From the listing, collect all lines containing the word "data".

[start of EXERCISE MATERIAL]

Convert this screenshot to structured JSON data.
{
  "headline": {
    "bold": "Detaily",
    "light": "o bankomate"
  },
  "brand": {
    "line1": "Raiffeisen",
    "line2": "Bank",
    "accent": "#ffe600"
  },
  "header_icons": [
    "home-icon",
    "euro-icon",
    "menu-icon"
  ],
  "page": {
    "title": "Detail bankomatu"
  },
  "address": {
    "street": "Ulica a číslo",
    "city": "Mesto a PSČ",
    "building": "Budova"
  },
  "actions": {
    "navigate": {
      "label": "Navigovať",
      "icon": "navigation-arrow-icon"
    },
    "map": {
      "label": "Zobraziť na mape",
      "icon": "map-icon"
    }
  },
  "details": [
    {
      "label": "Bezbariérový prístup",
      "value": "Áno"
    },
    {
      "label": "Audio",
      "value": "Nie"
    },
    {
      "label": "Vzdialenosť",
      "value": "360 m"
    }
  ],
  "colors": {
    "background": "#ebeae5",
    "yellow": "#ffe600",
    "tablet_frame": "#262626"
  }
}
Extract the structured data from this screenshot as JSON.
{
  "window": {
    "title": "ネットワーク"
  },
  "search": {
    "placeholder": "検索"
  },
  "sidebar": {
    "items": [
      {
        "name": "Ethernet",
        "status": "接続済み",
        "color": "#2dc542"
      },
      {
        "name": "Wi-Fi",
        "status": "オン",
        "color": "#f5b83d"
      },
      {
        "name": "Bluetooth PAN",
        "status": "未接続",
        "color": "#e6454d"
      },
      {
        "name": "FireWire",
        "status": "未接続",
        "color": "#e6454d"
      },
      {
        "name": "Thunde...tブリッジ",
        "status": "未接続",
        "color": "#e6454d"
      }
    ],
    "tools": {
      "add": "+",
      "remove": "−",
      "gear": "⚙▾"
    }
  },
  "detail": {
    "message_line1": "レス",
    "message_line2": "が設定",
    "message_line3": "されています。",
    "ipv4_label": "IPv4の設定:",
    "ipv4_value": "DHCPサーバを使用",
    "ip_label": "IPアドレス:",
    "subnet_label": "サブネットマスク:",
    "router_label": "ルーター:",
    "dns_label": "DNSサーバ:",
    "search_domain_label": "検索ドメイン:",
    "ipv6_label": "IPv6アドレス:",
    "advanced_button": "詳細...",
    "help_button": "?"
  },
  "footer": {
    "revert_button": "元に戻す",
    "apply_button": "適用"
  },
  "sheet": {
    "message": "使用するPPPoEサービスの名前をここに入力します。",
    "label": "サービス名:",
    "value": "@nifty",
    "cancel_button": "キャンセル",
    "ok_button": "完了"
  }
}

[end of EXERCISE MATERIAL]

ANSWER TO THE PROBLEM
Convert this screenshot to structured JSON data.
Extract the structured data from this screenshot as JSON.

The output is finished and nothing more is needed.